>> begin Exercise data

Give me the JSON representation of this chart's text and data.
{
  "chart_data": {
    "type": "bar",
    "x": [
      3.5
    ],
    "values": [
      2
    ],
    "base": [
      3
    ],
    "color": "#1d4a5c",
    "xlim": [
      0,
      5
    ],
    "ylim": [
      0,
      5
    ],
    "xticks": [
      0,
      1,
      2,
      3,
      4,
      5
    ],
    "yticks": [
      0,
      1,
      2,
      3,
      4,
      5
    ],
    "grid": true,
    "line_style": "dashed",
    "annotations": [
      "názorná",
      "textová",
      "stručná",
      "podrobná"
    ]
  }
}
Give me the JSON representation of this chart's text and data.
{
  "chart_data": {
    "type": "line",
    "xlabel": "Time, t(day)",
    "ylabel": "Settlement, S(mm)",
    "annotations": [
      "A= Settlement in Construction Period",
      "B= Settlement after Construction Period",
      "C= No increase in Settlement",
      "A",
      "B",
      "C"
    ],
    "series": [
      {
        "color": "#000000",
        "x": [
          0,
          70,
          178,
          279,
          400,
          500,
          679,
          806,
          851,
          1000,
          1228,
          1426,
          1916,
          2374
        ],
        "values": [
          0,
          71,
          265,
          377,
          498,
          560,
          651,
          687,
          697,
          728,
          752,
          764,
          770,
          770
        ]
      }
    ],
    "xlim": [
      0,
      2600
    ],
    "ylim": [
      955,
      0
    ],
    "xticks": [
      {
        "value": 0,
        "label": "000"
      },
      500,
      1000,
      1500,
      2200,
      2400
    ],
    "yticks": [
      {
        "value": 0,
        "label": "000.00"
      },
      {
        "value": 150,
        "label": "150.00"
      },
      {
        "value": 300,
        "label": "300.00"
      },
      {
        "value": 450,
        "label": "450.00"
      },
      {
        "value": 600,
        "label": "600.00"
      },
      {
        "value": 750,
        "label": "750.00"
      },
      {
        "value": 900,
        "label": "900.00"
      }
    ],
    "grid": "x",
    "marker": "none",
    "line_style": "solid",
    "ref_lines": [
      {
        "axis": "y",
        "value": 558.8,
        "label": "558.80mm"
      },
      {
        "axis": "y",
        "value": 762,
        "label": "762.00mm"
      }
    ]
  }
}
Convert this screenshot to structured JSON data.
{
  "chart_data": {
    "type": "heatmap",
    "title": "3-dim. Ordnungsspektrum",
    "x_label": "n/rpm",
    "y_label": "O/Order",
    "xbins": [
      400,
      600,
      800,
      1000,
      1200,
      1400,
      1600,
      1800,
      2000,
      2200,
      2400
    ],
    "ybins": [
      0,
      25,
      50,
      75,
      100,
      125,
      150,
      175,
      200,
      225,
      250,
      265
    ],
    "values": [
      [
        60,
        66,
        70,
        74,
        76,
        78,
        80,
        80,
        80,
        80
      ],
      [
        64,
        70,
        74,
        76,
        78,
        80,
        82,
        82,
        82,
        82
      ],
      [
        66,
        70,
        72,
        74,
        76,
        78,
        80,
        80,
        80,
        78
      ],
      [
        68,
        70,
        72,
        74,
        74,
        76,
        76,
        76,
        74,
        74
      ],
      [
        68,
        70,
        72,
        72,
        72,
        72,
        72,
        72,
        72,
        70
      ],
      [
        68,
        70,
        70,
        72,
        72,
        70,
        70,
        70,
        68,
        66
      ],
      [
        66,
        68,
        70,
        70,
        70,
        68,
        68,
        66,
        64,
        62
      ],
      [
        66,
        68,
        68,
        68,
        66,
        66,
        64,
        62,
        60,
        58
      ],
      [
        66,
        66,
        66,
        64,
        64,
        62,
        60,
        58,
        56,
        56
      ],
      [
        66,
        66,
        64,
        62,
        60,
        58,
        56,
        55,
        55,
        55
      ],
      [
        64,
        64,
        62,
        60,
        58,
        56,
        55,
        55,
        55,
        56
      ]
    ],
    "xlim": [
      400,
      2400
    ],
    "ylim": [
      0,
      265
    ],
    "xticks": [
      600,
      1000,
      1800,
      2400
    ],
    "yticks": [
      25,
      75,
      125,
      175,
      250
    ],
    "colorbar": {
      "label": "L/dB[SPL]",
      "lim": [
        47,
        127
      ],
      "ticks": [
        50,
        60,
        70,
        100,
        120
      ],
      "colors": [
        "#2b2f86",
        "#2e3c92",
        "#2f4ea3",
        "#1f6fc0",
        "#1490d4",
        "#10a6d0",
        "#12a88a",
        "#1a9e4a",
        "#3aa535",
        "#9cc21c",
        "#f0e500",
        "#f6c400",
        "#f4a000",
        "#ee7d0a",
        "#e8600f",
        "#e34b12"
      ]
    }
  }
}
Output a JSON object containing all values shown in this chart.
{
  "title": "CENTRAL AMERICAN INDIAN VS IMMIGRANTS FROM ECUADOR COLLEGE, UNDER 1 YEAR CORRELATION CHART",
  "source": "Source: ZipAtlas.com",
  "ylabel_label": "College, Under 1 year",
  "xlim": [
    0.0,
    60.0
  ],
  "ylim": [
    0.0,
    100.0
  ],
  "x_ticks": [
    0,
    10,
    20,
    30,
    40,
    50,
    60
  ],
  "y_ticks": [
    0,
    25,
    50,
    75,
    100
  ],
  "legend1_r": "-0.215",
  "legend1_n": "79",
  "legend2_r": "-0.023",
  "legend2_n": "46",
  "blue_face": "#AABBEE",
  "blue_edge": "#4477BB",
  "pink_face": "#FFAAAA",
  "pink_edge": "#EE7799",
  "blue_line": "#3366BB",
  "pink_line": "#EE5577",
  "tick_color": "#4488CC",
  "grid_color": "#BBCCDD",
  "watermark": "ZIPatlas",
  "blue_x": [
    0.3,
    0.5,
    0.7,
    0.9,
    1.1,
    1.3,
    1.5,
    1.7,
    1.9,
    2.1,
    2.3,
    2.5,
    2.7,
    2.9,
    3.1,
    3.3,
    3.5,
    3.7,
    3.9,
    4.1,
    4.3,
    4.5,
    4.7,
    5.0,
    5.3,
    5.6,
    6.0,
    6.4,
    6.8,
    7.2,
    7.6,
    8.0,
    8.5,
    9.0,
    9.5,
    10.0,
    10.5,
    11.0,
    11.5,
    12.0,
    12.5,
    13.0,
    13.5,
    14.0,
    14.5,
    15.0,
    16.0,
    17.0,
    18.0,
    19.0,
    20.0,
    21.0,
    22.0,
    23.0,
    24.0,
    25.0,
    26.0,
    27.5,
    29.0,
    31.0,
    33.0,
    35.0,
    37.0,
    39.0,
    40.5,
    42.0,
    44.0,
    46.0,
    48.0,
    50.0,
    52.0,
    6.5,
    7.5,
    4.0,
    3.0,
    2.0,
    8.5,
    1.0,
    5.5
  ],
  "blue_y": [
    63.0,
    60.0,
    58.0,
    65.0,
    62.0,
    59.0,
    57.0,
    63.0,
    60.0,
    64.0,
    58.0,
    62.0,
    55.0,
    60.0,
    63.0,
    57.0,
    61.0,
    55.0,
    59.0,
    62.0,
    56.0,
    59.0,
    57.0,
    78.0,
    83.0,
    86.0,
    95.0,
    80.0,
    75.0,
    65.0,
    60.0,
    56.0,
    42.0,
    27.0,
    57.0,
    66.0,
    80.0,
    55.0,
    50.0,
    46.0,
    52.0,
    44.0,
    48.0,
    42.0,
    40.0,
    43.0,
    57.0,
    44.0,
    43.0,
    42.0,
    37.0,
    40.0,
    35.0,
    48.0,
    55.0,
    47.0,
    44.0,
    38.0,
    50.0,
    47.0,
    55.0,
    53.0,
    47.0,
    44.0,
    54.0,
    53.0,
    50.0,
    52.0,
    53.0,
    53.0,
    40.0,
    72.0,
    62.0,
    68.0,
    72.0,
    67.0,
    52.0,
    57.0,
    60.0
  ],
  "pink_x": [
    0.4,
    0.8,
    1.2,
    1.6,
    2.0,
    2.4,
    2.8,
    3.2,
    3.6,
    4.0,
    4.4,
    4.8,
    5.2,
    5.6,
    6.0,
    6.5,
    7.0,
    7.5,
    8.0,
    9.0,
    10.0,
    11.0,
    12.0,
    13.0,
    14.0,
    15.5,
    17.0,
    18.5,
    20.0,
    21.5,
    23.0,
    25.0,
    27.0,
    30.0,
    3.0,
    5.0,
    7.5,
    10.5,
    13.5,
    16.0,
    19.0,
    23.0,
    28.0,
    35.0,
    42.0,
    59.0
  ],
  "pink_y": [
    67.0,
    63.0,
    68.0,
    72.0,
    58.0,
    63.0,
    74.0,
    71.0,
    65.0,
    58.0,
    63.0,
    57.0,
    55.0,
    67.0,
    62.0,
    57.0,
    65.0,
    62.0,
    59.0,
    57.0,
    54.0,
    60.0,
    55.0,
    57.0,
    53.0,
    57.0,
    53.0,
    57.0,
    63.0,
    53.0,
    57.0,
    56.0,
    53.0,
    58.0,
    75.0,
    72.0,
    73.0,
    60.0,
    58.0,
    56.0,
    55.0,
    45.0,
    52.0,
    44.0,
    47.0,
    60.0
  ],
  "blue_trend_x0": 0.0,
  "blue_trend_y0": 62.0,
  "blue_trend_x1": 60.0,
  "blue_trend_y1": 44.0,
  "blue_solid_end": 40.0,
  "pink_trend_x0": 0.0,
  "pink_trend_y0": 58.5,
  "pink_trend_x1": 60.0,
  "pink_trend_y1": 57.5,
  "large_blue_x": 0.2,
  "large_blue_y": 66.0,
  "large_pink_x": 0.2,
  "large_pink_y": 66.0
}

>> end Exercise data

= Written request =
Pick out every line above that holds the word "Construction" and copy it.

= Written response =
      "A= Settlement in Construction Period",
      "B= Settlement after Construction Period",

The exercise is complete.